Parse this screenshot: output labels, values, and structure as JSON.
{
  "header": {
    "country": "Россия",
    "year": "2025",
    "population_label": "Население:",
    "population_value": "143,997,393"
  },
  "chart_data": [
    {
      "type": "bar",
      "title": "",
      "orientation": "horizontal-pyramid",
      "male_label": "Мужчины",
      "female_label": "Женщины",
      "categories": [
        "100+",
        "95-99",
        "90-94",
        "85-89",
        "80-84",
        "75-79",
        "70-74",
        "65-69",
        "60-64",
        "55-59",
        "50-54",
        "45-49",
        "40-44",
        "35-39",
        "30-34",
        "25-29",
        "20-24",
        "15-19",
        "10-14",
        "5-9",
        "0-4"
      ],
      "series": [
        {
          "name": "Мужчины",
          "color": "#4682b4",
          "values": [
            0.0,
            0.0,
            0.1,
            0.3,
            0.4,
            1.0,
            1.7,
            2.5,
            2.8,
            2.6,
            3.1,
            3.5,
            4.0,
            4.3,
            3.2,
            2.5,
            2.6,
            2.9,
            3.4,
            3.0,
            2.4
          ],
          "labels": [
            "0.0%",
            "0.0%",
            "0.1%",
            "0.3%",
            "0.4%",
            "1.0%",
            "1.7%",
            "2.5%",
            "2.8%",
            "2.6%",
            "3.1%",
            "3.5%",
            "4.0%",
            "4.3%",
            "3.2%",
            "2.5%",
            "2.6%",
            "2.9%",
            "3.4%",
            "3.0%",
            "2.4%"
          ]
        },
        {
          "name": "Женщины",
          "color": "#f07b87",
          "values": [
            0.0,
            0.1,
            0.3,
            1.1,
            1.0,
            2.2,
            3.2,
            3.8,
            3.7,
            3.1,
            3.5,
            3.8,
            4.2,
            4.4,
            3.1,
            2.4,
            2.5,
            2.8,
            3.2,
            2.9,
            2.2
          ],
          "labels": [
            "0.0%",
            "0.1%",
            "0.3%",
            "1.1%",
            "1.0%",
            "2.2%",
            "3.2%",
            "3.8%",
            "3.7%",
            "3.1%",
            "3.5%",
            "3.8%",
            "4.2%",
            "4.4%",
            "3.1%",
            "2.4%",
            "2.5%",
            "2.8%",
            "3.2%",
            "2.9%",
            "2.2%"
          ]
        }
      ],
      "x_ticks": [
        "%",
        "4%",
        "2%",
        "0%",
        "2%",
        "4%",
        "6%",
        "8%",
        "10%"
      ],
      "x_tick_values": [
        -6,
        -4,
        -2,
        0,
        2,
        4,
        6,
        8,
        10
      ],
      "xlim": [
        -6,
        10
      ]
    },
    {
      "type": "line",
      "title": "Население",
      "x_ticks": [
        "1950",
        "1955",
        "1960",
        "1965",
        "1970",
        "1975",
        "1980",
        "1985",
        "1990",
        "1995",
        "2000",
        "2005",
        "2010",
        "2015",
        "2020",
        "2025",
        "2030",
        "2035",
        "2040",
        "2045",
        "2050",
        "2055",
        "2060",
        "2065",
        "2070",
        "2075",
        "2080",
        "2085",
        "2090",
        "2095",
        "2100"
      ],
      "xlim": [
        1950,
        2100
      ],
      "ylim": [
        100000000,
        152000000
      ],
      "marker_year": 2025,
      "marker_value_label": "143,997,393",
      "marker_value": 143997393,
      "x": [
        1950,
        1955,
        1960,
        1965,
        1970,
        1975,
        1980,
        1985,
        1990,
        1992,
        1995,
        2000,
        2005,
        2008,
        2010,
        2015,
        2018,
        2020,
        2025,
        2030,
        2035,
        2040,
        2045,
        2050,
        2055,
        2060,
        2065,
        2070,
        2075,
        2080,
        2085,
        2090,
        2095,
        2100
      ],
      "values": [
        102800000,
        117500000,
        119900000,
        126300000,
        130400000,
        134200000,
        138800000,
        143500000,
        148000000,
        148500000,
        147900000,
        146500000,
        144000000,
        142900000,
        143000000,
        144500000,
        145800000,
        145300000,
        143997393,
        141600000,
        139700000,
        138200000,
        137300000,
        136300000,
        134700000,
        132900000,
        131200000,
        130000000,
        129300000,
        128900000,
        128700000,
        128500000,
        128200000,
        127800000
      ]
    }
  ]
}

----------

Copy out the data shown above without altering anything.

Parse this screenshot: output labels, values, and structure as JSON.
{
  "header": {
    "country": "Россия",
    "year": "2025",
    "population_label": "Население:",
    "population_value": "143,997,393"
  },
  "chart_data": [
    {
      "type": "bar",
      "title": "",
      "orientation": "horizontal-pyramid",
      "male_label": "Мужчины",
      "female_label": "Женщины",
      "categories": [
        "100+",
        "95-99",
        "90-94",
        "85-89",
        "80-84",
        "75-79",
        "70-74",
        "65-69",
        "60-64",
        "55-59",
        "50-54",
        "45-49",
        "40-44",
        "35-39",
        "30-34",
        "25-29",
        "20-24",
        "15-19",
        "10-14",
        "5-9",
        "0-4"
      ],
      "series": [
        {
          "name": "Мужчины",
          "color": "#4682b4",
          "values": [
            0.0,
            0.0,
            0.1,
            0.3,
            0.4,
            1.0,
            1.7,
            2.5,
            2.8,
            2.6,
            3.1,
            3.5,
            4.0,
            4.3,
            3.2,
            2.5,
            2.6,
            2.9,
            3.4,
            3.0,
            2.4
          ],
          "labels": [
            "0.0%",
            "0.0%",
            "0.1%",
            "0.3%",
            "0.4%",
            "1.0%",
            "1.7%",
            "2.5%",
            "2.8%",
            "2.6%",
            "3.1%",
            "3.5%",
            "4.0%",
            "4.3%",
            "3.2%",
            "2.5%",
            "2.6%",
            "2.9%",
            "3.4%",
            "3.0%",
            "2.4%"
          ]
        },
        {
          "name": "Женщины",
          "color": "#f07b87",
          "values": [
            0.0,
            0.1,
            0.3,
            1.1,
            1.0,
            2.2,
            3.2,
            3.8,
            3.7,
            3.1,
            3.5,
            3.8,
            4.2,
            4.4,
            3.1,
            2.4,
            2.5,
            2.8,
            3.2,
            2.9,
            2.2
          ],
          "labels": [
            "0.0%",
            "0.1%",
            "0.3%",
            "1.1%",
            "1.0%",
            "2.2%",
            "3.2%",
            "3.8%",
            "3.7%",
            "3.1%",
            "3.5%",
            "3.8%",
            "4.2%",
            "4.4%",
            "3.1%",
            "2.4%",
            "2.5%",
            "2.8%",
            "3.2%",
            "2.9%",
            "2.2%"
          ]
        }
      ],
      "x_ticks": [
        "%",
        "4%",
        "2%",
        "0%",
        "2%",
        "4%",
        "6%",
        "8%",
        "10%"
      ],
      "x_tick_values": [
        -6,
        -4,
        -2,
        0,
        2,
        4,
        6,
        8,
        10
      ],
      "xlim": [
        -6,
        10
      ]
    },
    {
      "type": "line",
      "title": "Население",
      "x_ticks": [
        "1950",
        "1955",
        "1960",
        "1965",
        "1970",
        "1975",
        "1980",
        "1985",
        "1990",
        "1995",
        "2000",
        "2005",
        "2010",
        "2015",
        "2020",
        "2025",
        "2030",
        "2035",
        "2040",
        "2045",
        "2050",
        "2055",
        "2060",
        "2065",
        "2070",
        "2075",
        "2080",
        "2085",
        "2090",
        "2095",
        "2100"
      ],
      "xlim": [
        1950,
        2100
      ],
      "ylim": [
        100000000,
        152000000
      ],
      "marker_year": 2025,
      "marker_value_label": "143,997,393",
      "marker_value": 143997393,
      "x": [
        1950,
        1955,
        1960,
        1965,
        1970,
        1975,
        1980,
        1985,
        1990,
        1992,
        1995,
        2000,
        2005,
        2008,
        2010,
        2015,
        2018,
        2020,
        2025,
        2030,
        2035,
        2040,
        2045,
        2050,
        2055,
        2060,
        2065,
        2070,
        2075,
        2080,
        2085,
        2090,
        2095,
        2100
      ],
      "values": [
        102800000,
        117500000,
        119900000,
        126300000,
        130400000,
        134200000,
        138800000,
        143500000,
        148000000,
        148500000,
        147900000,
        146500000,
        144000000,
        142900000,
        143000000,
        144500000,
        145800000,
        145300000,
        143997393,
        141600000,
        139700000,
        138200000,
        137300000,
        136300000,
        134700000,
        132900000,
        131200000,
        130000000,
        129300000,
        128900000,
        128700000,
        128500000,
        128200000,
        127800000
      ]
    }
  ]
}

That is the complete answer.